Re: [Stoves] [Gasification] Mk2 Chip Guillotine

2014-01-28 Thread Kevin

Dear Doug

The best way to solve a problem is to eliminate it in the first place.

These folks have found a way to eliminate most of the need for fuel sizing. 
Looks like they could burn kill dried wood without the need for blocking, 
splitting, or chipping. It is sort of like an oversized Rocket Type stove.

http://www.gizmag.com/spruce-stove-log/29863/

Kevin

- Original Message - 
From: Doug doug.willi...@orcon.net.nz
To: Discussion of biomass pyrolysis and gasification 
gasificat...@lists.bioenergylists.org
Cc: Jason ureped...@gmail.com; Discussion of biomass cooking stoves 
stoves@lists.bioenergylists.org

Sent: Tuesday, January 21, 2014 1:55 AM
Subject: Re: [Stoves] [Gasification] Mk2 Chip Guillotine



Hi Jason,

All I have done is to show a simple concept of using a disc blade to offer 
it's rural application any need of sophisticated sharpening. Your idea is 
quite practical, and I have made many foot operated mechanical 
fabrications over the years. It should be simple enough to use a pipe 
U-shape for a pedal with vertical connection to the lever. The body would 
just be turned around so that the scraper blade handle faces the operator.
☆ ☆ ☆
-- REQUIRED ACTIONS --
**a)** Return the part of the mailing list thread from "These folks have" up to and including "Rocket Type stove.".
**b)** Answer these questions from the mailing list thread:
(i) What date appears on Kevin's reply?
(ii) What kind of blade does Doug say his concept uses?
(iii) What does Doug suggest using for a pedal?
**c)** Based on the mailing list thread, say whether each statement agrees with it. Answer yes or no, and quote the words that decide it.
(i) Kevin compares the stove to an oversized Rocket Type stove.
(ii) Doug says he has never built anything foot operated.
(iii) Doug's message was sent on a Tuesday.

-- DATA SEGMENT --
☆ ☆ ☆
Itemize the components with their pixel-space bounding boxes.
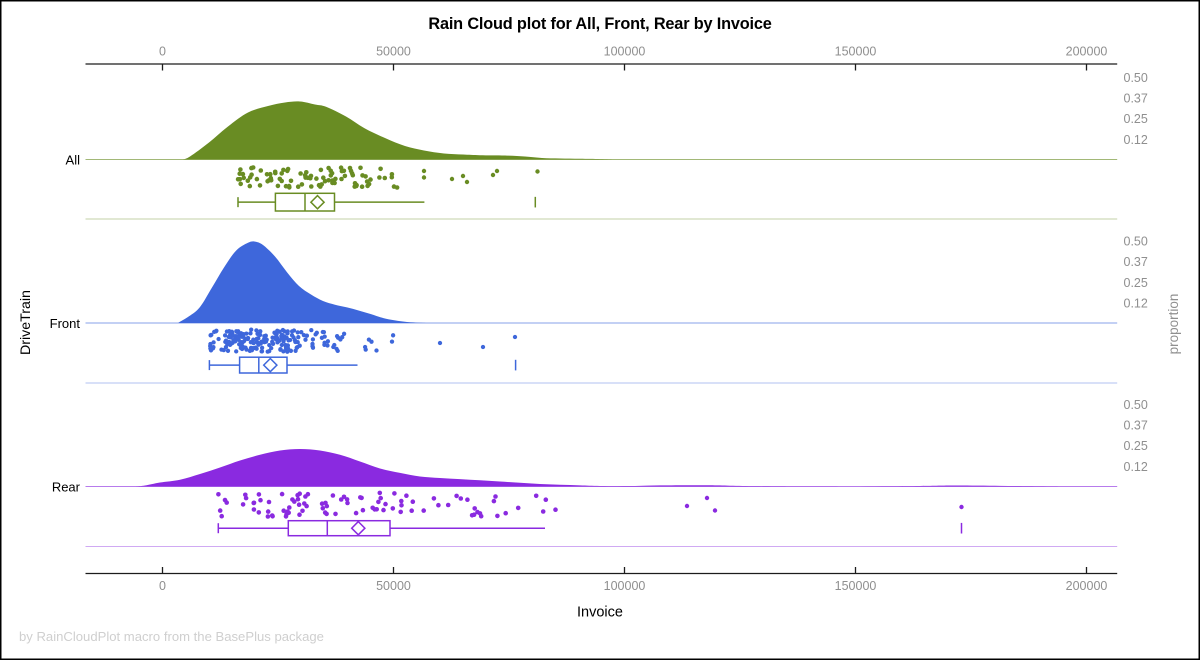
☆ ☆ ☆
-- EXPECTED OUTPUTS --
**a)**
These folks have found a way to eliminate most of the need for fuel sizing. 
Looks like they could burn kill dried wood without the need for blocking, 
splitting, or chipping. It is sort of like an oversized Rocket Type stove.

**b)**
(i) 2014-01-28
(ii) A disc blade
(iii) A pipe U-shape

**c)**
(i) Yes: "It is sort of like an oversized Rocket Type stove."
(ii) No: "I have made many foot operated mechanical fabrications over the years."
(iii) Yes: "Sent: Tuesday, January 21, 2014 1:55 AM"